Below is a block of records: output all of them exactly and leave out the pictures.

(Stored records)
====================
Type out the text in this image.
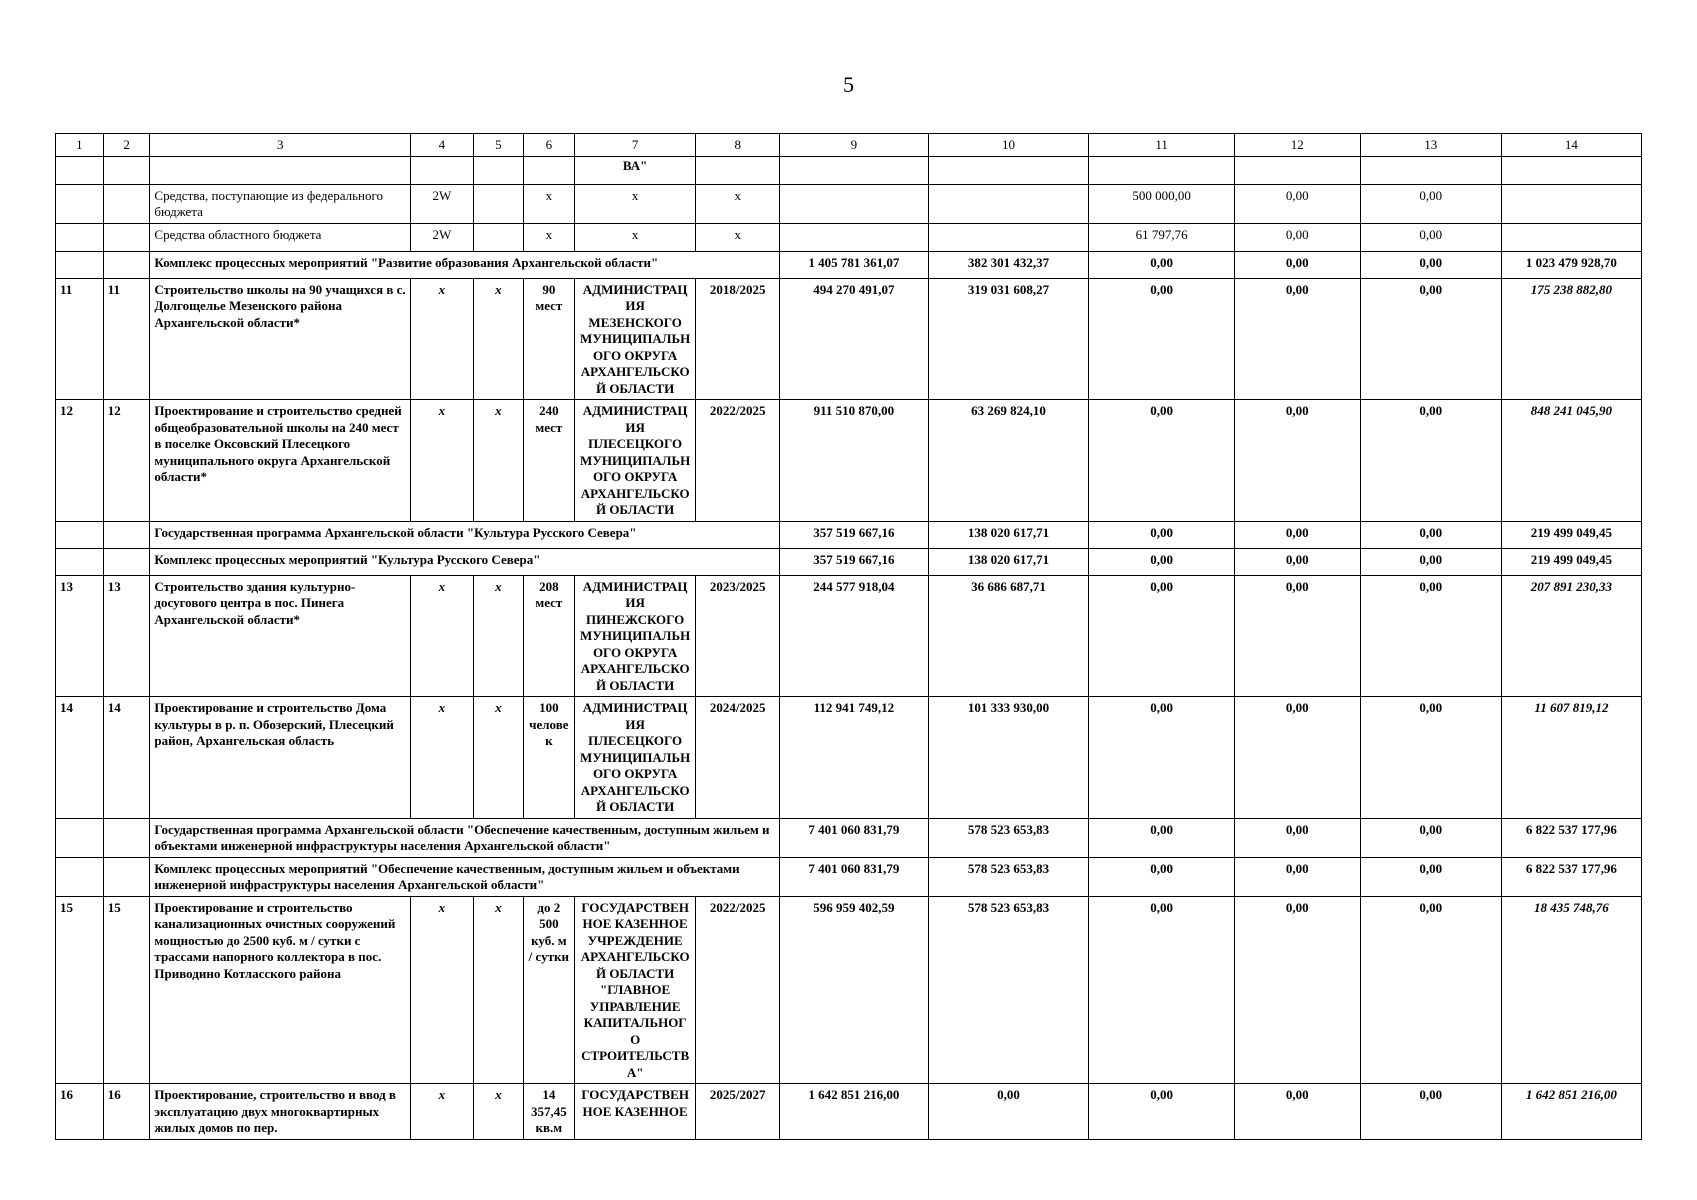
5
1	2	3	4	5	6	7	8	9	10	11	12	13	14
						ВА"							
		Средства, поступающие из федерального бюджета	2W		х	х	х			500 000,00	0,00	0,00	
		Средства областного бюджета	2W		х	х	х			61 797,76	0,00	0,00	
		Комплекс процессных мероприятий "Развитие образования Архангельской области"						1 405 781 361,07	382 301 432,37	0,00	0,00	0,00	1 023 479 928,70
11	11	Строительство школы на 90 учащихся в с. Долгощелье Мезенского района Архангельской области*	х	х	90 мест	АДМИНИСТРАЦИЯ МЕЗЕНСКОГО МУНИЦИПАЛЬНОГО ОКРУГА АРХАНГЕЛЬСКОЙ ОБЛАСТИ	2018/2025	494 270 491,07	319 031 608,27	0,00	0,00	0,00	175 238 882,80
12	12	Проектирование и строительство средней общеобразовательной школы на 240 мест в поселке Оксовский Плесецкого муниципального округа Архангельской области*	х	х	240 мест	АДМИНИСТРАЦИЯ ПЛЕСЕЦКОГО МУНИЦИПАЛЬНОГО ОКРУГА АРХАНГЕЛЬСКОЙ ОБЛАСТИ	2022/2025	911 510 870,00	63 269 824,10	0,00	0,00	0,00	848 241 045,90
		Государственная программа Архангельской области "Культура Русского Севера"						357 519 667,16	138 020 617,71	0,00	0,00	0,00	219 499 049,45
		Комплекс процессных мероприятий "Культура Русского Севера"						357 519 667,16	138 020 617,71	0,00	0,00	0,00	219 499 049,45
13	13	Строительство здания культурно-досугового центра в пос. Пинега Архангельской области*	х	х	208 мест	АДМИНИСТРАЦИЯ ПИНЕЖСКОГО МУНИЦИПАЛЬНОГО ОКРУГА АРХАНГЕЛЬСКОЙ ОБЛАСТИ	2023/2025	244 577 918,04	36 686 687,71	0,00	0,00	0,00	207 891 230,33
14	14	Проектирование и строительство Дома культуры в р. п. Обозерский, Плесецкий район, Архангельская область	х	х	100 человек	АДМИНИСТРАЦИЯ ПЛЕСЕЦКОГО МУНИЦИПАЛЬНОГО ОКРУГА АРХАНГЕЛЬСКОЙ ОБЛАСТИ	2024/2025	112 941 749,12	101 333 930,00	0,00	0,00	0,00	11 607 819,12
		Государственная программа Архангельской области "Обеспечение качественным, доступным жильем и объектами инженерной инфраструктуры населения Архангельской области"						7 401 060 831,79	578 523 653,83	0,00	0,00	0,00	6 822 537 177,96
		Комплекс процессных мероприятий "Обеспечение качественным, доступным жильем и объектами инженерной инфраструктуры населения Архангельской области"						7 401 060 831,79	578 523 653,83	0,00	0,00	0,00	6 822 537 177,96
15	15	Проектирование и строительство канализационных очистных сооружений мощностью до 2500 куб. м / сутки с трассами напорного коллектора в пос. Приводино Котласского района	х	х	до 2 500 куб. м / сутки	ГОСУДАРСТВЕННОЕ КАЗЕННОЕ УЧРЕЖДЕНИЕ АРХАНГЕЛЬСКОЙ ОБЛАСТИ "ГЛАВНОЕ УПРАВЛЕНИЕ КАПИТАЛЬНОГО СТРОИТЕЛЬСТВА"	2022/2025	596 959 402,59	578 523 653,83	0,00	0,00	0,00	18 435 748,76
16	16	Проектирование, строительство и ввод в эксплуатацию двух многоквартирных жилых домов по пер.	х	х	14 357,45 кв.м	ГОСУДАРСТВЕННОЕ КАЗЕННОЕ	2025/2027	1 642 851 216,00	0,00	0,00	0,00	0,00	1 642 851 216,00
====================
■ RESULT FOR THIS TASK ■
Type out the text in this image.
5
1	2	3	4	5	6	7	8	9	10	11	12	13	14
						ВА"							
		Средства, поступающие из федерального бюджета	2W		х	х	х			500 000,00	0,00	0,00	
		Средства областного бюджета	2W		х	х	х			61 797,76	0,00	0,00	
		Комплекс процессных мероприятий "Развитие образования Архангельской области"						1 405 781 361,07	382 301 432,37	0,00	0,00	0,00	1 023 479 928,70
11	11	Строительство школы на 90 учащихся в с. Долгощелье Мезенского района Архангельской области*	х	х	90 мест	АДМИНИСТРАЦИЯ МЕЗЕНСКОГО МУНИЦИПАЛЬНОГО ОКРУГА АРХАНГЕЛЬСКОЙ ОБЛАСТИ	2018/2025	494 270 491,07	319 031 608,27	0,00	0,00	0,00	175 238 882,80
12	12	Проектирование и строительство средней общеобразовательной школы на 240 мест в поселке Оксовский Плесецкого муниципального округа Архангельской области*	х	х	240 мест	АДМИНИСТРАЦИЯ ПЛЕСЕЦКОГО МУНИЦИПАЛЬНОГО ОКРУГА АРХАНГЕЛЬСКОЙ ОБЛАСТИ	2022/2025	911 510 870,00	63 269 824,10	0,00	0,00	0,00	848 241 045,90
		Государственная программа Архангельской области "Культура Русского Севера"						357 519 667,16	138 020 617,71	0,00	0,00	0,00	219 499 049,45
		Комплекс процессных мероприятий "Культура Русского Севера"						357 519 667,16	138 020 617,71	0,00	0,00	0,00	219 499 049,45
13	13	Строительство здания культурно-досугового центра в пос. Пинега Архангельской области*	х	х	208 мест	АДМИНИСТРАЦИЯ ПИНЕЖСКОГО МУНИЦИПАЛЬНОГО ОКРУГА АРХАНГЕЛЬСКОЙ ОБЛАСТИ	2023/2025	244 577 918,04	36 686 687,71	0,00	0,00	0,00	207 891 230,33
14	14	Проектирование и строительство Дома культуры в р. п. Обозерский, Плесецкий район, Архангельская область	х	х	100 человек	АДМИНИСТРАЦИЯ ПЛЕСЕЦКОГО МУНИЦИПАЛЬНОГО ОКРУГА АРХАНГЕЛЬСКОЙ ОБЛАСТИ	2024/2025	112 941 749,12	101 333 930,00	0,00	0,00	0,00	11 607 819,12
		Государственная программа Архангельской области "Обеспечение качественным, доступным жильем и объектами инженерной инфраструктуры населения Архангельской области"						7 401 060 831,79	578 523 653,83	0,00	0,00	0,00	6 822 537 177,96
		Комплекс процессных мероприятий "Обеспечение качественным, доступным жильем и объектами инженерной инфраструктуры населения Архангельской области"						7 401 060 831,79	578 523 653,83	0,00	0,00	0,00	6 822 537 177,96
15	15	Проектирование и строительство канализационных очистных сооружений мощностью до 2500 куб. м / сутки с трассами напорного коллектора в пос. Приводино Котласского района	х	х	до 2 500 куб. м / сутки	ГОСУДАРСТВЕННОЕ КАЗЕННОЕ УЧРЕЖДЕНИЕ АРХАНГЕЛЬСКОЙ ОБЛАСТИ "ГЛАВНОЕ УПРАВЛЕНИЕ КАПИТАЛЬНОГО СТРОИТЕЛЬСТВА"	2022/2025	596 959 402,59	578 523 653,83	0,00	0,00	0,00	18 435 748,76
16	16	Проектирование, строительство и ввод в эксплуатацию двух многоквартирных жилых домов по пер.	х	х	14 357,45 кв.м	ГОСУДАРСТВЕННОЕ КАЗЕННОЕ	2025/2027	1 642 851 216,00	0,00	0,00	0,00	0,00	1 642 851 216,00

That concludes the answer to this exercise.